● **WHAT NEEDS TO BE DONE**
Copy out all lines where "Ernie" appears.

● **Recorded data**
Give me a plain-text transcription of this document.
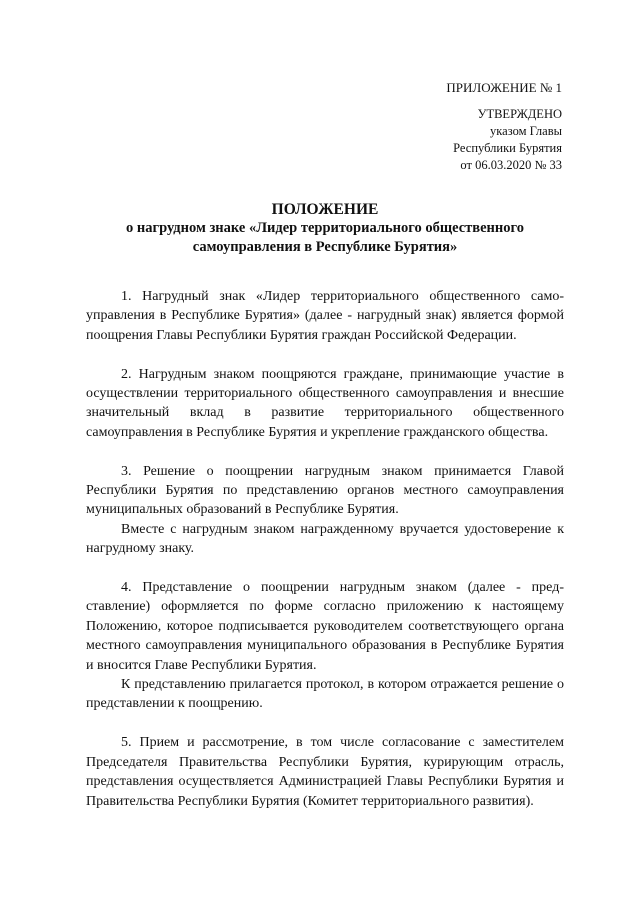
ПРИЛОЖЕНИЕ № 1
УТВЕРЖДЕНО
указом Главы
Республики Бурятия
от 06.03.2020 № 33
ПОЛОЖЕНИЕ
о нагрудном знаке «Лидер территориального общественного
самоуправления в Республике Бурятия»

1. Нагрудный знак «Лидер территориального общественного самоуправления в Республике Бурятия» (далее - нагрудный знак) является формой поощрения Главы Республики Бурятия граждан Российской Федерации.

2. Нагрудным знаком поощряются граждане, принимающие участие в осуществлении территориального общественного самоуправления и внесшие значительный вклад в развитие территориального общественного самоуправления в Республике Бурятия и укрепление гражданского общества.

3. Решение о поощрении нагрудным знаком принимается Главой Республики Бурятия по представлению органов местного самоуправления муниципальных образований в Республике Бурятия.

Вместе с нагрудным знаком награжденному вручается удостоверение к нагрудному знаку.

4. Представление о поощрении нагрудным знаком (далее - представление) оформляется по форме согласно приложению к настоящему Положению, которое подписывается руководителем соответствующего органа местного самоуправления муниципального образования в Республике Бурятия и вносится Главе Республики Бурятия.

К представлению прилагается протокол, в котором отражается решение о представлении к поощрению.

5. Прием и рассмотрение, в том числе согласование с заместителем Председателя Правительства Республики Бурятия, курирующим отрасль, представления осуществляется Администрацией Главы Республики Бурятия и Правительства Республики Бурятия (Комитет территориального развития).
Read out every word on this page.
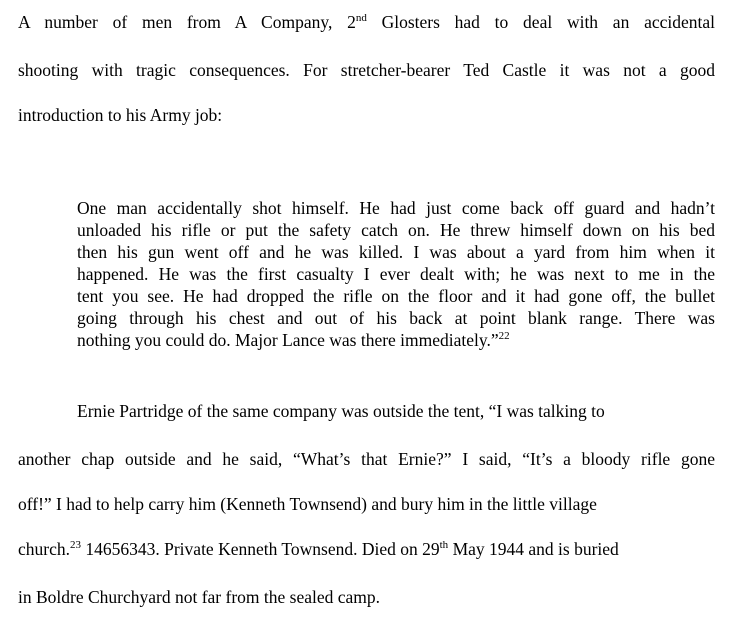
A number of men from A Company, 2nd Glosters had to deal with an accidental
shooting with tragic consequences. For stretcher-bearer Ted Castle it was not a good
introduction to his Army job:
One man accidentally shot himself. He had just come back off guard and hadn’t
unloaded his rifle or put the safety catch on. He threw himself down on his bed
then his gun went off and he was killed. I was about a yard from him when it
happened. He was the first casualty I ever dealt with; he was next to me in the
tent you see. He had dropped the rifle on the floor and it had gone off, the bullet
going through his chest and out of his back at point blank range. There was
nothing you could do. Major Lance was there immediately.”$^{22}$
Ernie Partridge of the same company was outside the tent, “I was talking to
another chap outside and he said, “What’s that Ernie?” I said, “It’s a bloody rifle gone
off!” I had to help carry him (Kenneth Townsend) and bury him in the little village
church.$^{23}$ 14656343. Private Kenneth Townsend. Died on 29th May 1944 and is buried
in Boldre Churchyard not far from the sealed camp.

● **SOLUTION TO THE PROBLEM**
Ernie Partridge of the same company was outside the tent, “I was talking to
another chap outside and he said, “What’s that Ernie?” I said, “It’s a bloody rifle gone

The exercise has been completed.